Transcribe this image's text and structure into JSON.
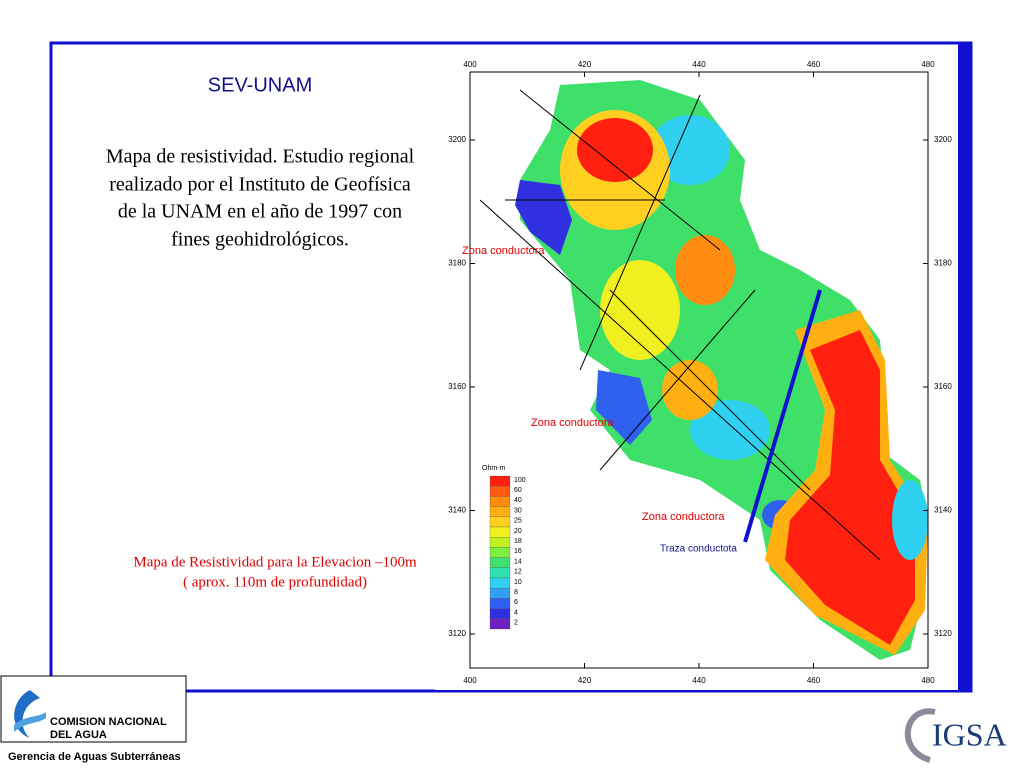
{
  "slide": {
    "title": "SEV-UNAM",
    "description": [
      "Mapa de resistividad. Estudio regional",
      "realizado por el Instituto de Geofísica",
      "de la UNAM en el año de 1997 con",
      "fines geohidrológicos."
    ],
    "caption": [
      "Mapa de Resistividad para la Elevacion –100m",
      "( aprox. 110m de profundidad)"
    ]
  },
  "map": {
    "xticks": [
      400,
      420,
      440,
      460,
      480
    ],
    "yticks": [
      3120,
      3140,
      3160,
      3180,
      3200
    ],
    "legend_title": "Ohm-m",
    "legend_levels": [
      100,
      60,
      40,
      30,
      25,
      20,
      18,
      16,
      14,
      12,
      10,
      8,
      6,
      4,
      2
    ],
    "legend_colors": [
      "#ff2010",
      "#ff5a10",
      "#ff8c10",
      "#ffb010",
      "#ffd020",
      "#f0f020",
      "#c0f020",
      "#80f040",
      "#40e070",
      "#30e0b0",
      "#30d0f0",
      "#30a0f0",
      "#3060f0",
      "#3030e0",
      "#7020c0"
    ],
    "annotations": [
      "Zona conductora",
      "Zona conductora",
      "Zona conductora"
    ],
    "trace_label": "Traza conductota"
  },
  "logos": {
    "left": [
      "COMISION NACIONAL",
      "DEL  AGUA"
    ],
    "left_caption": "Gerencia de Aguas Subterráneas",
    "right": "IGSA"
  }
}
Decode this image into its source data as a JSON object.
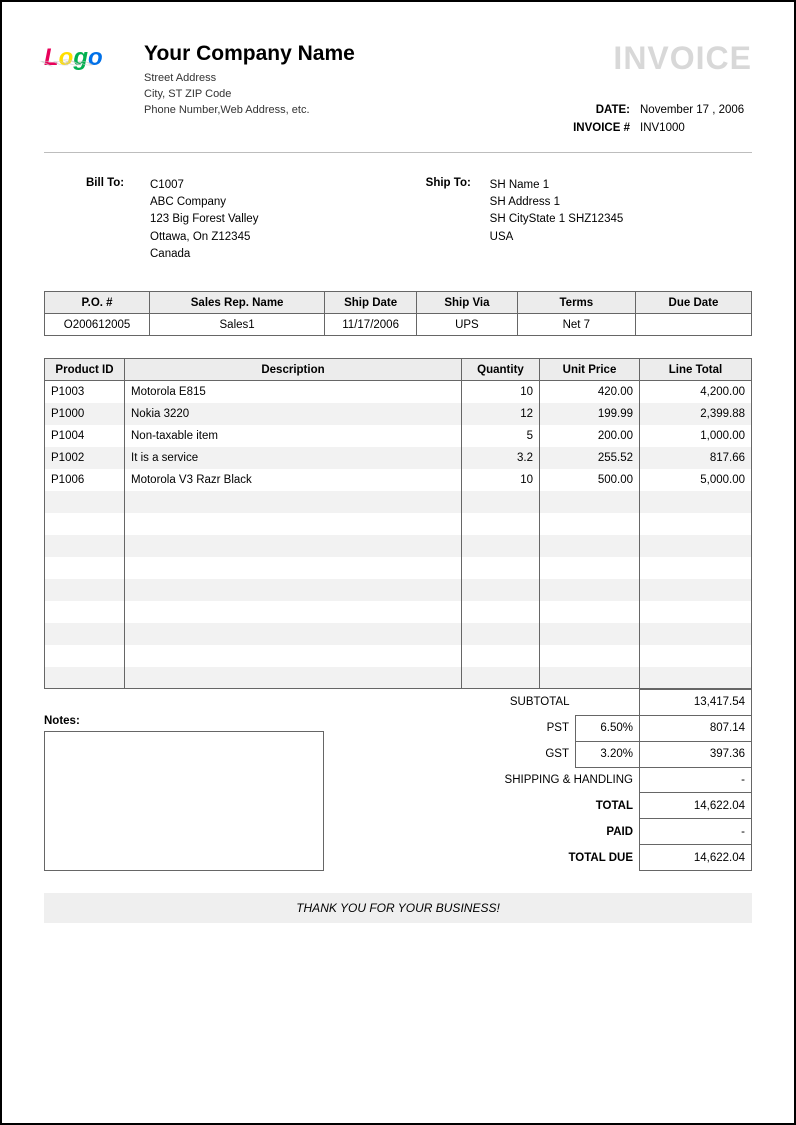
{
  "company": {
    "name": "Your Company Name",
    "address_line1": "Street Address",
    "address_line2": "City, ST  ZIP Code",
    "address_line3": "Phone Number,Web Address, etc."
  },
  "invoice_title": "INVOICE",
  "meta": {
    "date_label": "DATE:",
    "date_value": "November 17 , 2006",
    "number_label": "INVOICE #",
    "number_value": "INV1000"
  },
  "bill_to": {
    "label": "Bill To:",
    "line1": "C1007",
    "line2": "ABC Company",
    "line3": "123 Big Forest Valley",
    "line4": "Ottawa, On Z12345",
    "line5": "Canada"
  },
  "ship_to": {
    "label": "Ship To:",
    "line1": "SH Name 1",
    "line2": "SH Address 1",
    "line3": "SH CityState 1 SHZ12345",
    "line4": "USA"
  },
  "order": {
    "columns": [
      "P.O. #",
      "Sales Rep. Name",
      "Ship Date",
      "Ship Via",
      "Terms",
      "Due Date"
    ],
    "row": [
      "O200612005",
      "Sales1",
      "11/17/2006",
      "UPS",
      "Net 7",
      ""
    ],
    "col_widths": [
      "96px",
      "160px",
      "84px",
      "92px",
      "108px",
      "106px"
    ]
  },
  "items": {
    "columns": [
      "Product ID",
      "Description",
      "Quantity",
      "Unit Price",
      "Line Total"
    ],
    "rows": [
      [
        "P1003",
        "Motorola E815",
        "10",
        "420.00",
        "4,200.00"
      ],
      [
        "P1000",
        "Nokia 3220",
        "12",
        "199.99",
        "2,399.88"
      ],
      [
        "P1004",
        "Non-taxable  item",
        "5",
        "200.00",
        "1,000.00"
      ],
      [
        "P1002",
        "It is a service",
        "3.2",
        "255.52",
        "817.66"
      ],
      [
        "P1006",
        "Motorola V3 Razr Black",
        "10",
        "500.00",
        "5,000.00"
      ]
    ],
    "blank_rows": 9
  },
  "totals": {
    "subtotal_label": "SUBTOTAL",
    "subtotal": "13,417.54",
    "pst_label": "PST",
    "pst_rate": "6.50%",
    "pst": "807.14",
    "gst_label": "GST",
    "gst_rate": "3.20%",
    "gst": "397.36",
    "shipping_label": "SHIPPING & HANDLING",
    "shipping": "-",
    "total_label": "TOTAL",
    "total": "14,622.04",
    "paid_label": "PAID",
    "paid": "-",
    "due_label": "TOTAL DUE",
    "due": "14,622.04"
  },
  "notes_label": "Notes:",
  "thanks": "THANK YOU FOR YOUR BUSINESS!",
  "colors": {
    "header_bg": "#ececec",
    "alt_row_bg": "#f2f2f2",
    "border": "#666666",
    "title_gray": "#d8d8d8",
    "hr": "#bdbdbd"
  }
}
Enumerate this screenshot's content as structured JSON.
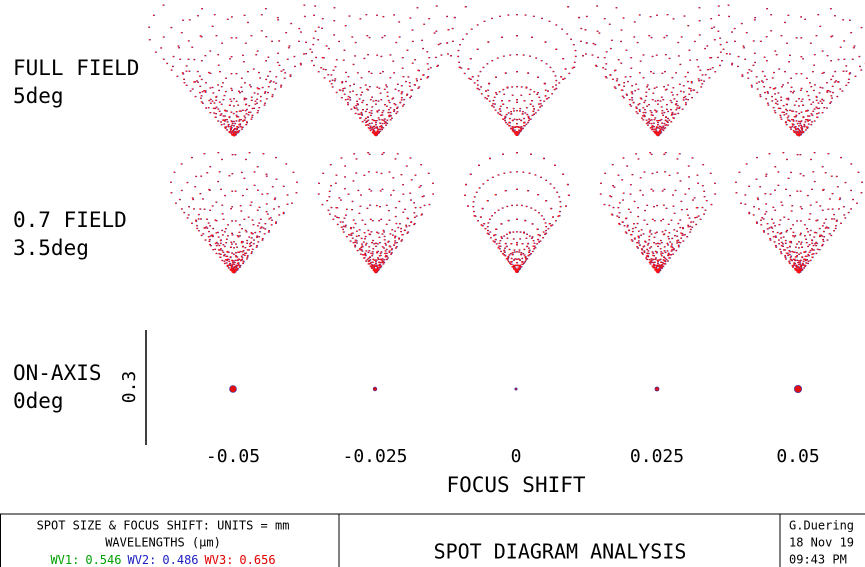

◆ ◆ ◆ ◆ ◆ ◆ ◆

EXERCISE TASK | Give back the whole listing as it stands, minus its pictures.

WRITTEN ANSWER |
Transcribe this image's text and structure into JSON.
{
  "slide": {
    "title": "SEV-UNAM",
    "description": [
      "Mapa de resistividad. Estudio regional",
      "realizado por el Instituto de Geofísica",
      "de la UNAM en el año de 1997 con",
      "fines geohidrológicos."
    ],
    "caption": [
      "Mapa de Resistividad para la Elevacion –100m",
      "( aprox. 110m de profundidad)"
    ]
  },
  "map": {
    "xticks": [
      400,
      420,
      440,
      460,
      480
    ],
    "yticks": [
      3120,
      3140,
      3160,
      3180,
      3200
    ],
    "legend_title": "Ohm-m",
    "legend_levels": [
      100,
      60,
      40,
      30,
      25,
      20,
      18,
      16,
      14,
      12,
      10,
      8,
      6,
      4,
      2
    ],
    "legend_colors": [
      "#ff2010",
      "#ff5a10",
      "#ff8c10",
      "#ffb010",
      "#ffd020",
      "#f0f020",
      "#c0f020",
      "#80f040",
      "#40e070",
      "#30e0b0",
      "#30d0f0",
      "#30a0f0",
      "#3060f0",
      "#3030e0",
      "#7020c0"
    ],
    "annotations": [
      "Zona conductora",
      "Zona conductora",
      "Zona conductora"
    ],
    "trace_label": "Traza conductota"
  },
  "logos": {
    "left": [
      "COMISION NACIONAL",
      "DEL  AGUA"
    ],
    "left_caption": "Gerencia de Aguas Subterráneas",
    "right": "IGSA"
  }
}
Decode this image into its source data as a JSON object.
{
  "company": {
    "name": "Your Company Name",
    "address_line1": "Street Address",
    "address_line2": "City, ST  ZIP Code",
    "address_line3": "Phone Number,Web Address, etc."
  },
  "invoice_title": "INVOICE",
  "meta": {
    "date_label": "DATE:",
    "date_value": "November 17 , 2006",
    "number_label": "INVOICE #",
    "number_value": "INV1000"
  },
  "bill_to": {
    "label": "Bill To:",
    "line1": "C1007",
    "line2": "ABC Company",
    "line3": "123 Big Forest Valley",
    "line4": "Ottawa, On Z12345",
    "line5": "Canada"
  },
  "ship_to": {
    "label": "Ship To:",
    "line1": "SH Name 1",
    "line2": "SH Address 1",
    "line3": "SH CityState 1 SHZ12345",
    "line4": "USA"
  },
  "order": {
    "columns": [
      "P.O. #",
      "Sales Rep. Name",
      "Ship Date",
      "Ship Via",
      "Terms",
      "Due Date"
    ],
    "row": [
      "O200612005",
      "Sales1",
      "11/17/2006",
      "UPS",
      "Net 7",
      ""
    ],
    "col_widths": [
      "96px",
      "160px",
      "84px",
      "92px",
      "108px",
      "106px"
    ]
  },
  "items": {
    "columns": [
      "Product ID",
      "Description",
      "Quantity",
      "Unit Price",
      "Line Total"
    ],
    "rows": [
      [
        "P1003",
        "Motorola E815",
        "10",
        "420.00",
        "4,200.00"
      ],
      [
        "P1000",
        "Nokia 3220",
        "12",
        "199.99",
        "2,399.88"
      ],
      [
        "P1004",
        "Non-taxable  item",
        "5",
        "200.00",
        "1,000.00"
      ],
      [
        "P1002",
        "It is a service",
        "3.2",
        "255.52",
        "817.66"
      ],
      [
        "P1006",
        "Motorola V3 Razr Black",
        "10",
        "500.00",
        "5,000.00"
      ]
    ],
    "blank_rows": 9
  },
  "totals": {
    "subtotal_label": "SUBTOTAL",
    "subtotal": "13,417.54",
    "pst_label": "PST",
    "pst_rate": "6.50%",
    "pst": "807.14",
    "gst_label": "GST",
    "gst_rate": "3.20%",
    "gst": "397.36",
    "shipping_label": "SHIPPING & HANDLING",
    "shipping": "-",
    "total_label": "TOTAL",
    "total": "14,622.04",
    "paid_label": "PAID",
    "paid": "-",
    "due_label": "TOTAL DUE",
    "due": "14,622.04"
  },
  "notes_label": "Notes:",
  "thanks": "THANK YOU FOR YOUR BUSINESS!",
  "colors": {
    "header_bg": "#ececec",
    "alt_row_bg": "#f2f2f2",
    "border": "#666666",
    "title_gray": "#d8d8d8",
    "hr": "#bdbdbd"
  }
}
Enumerate this screenshot's content as structured JSON.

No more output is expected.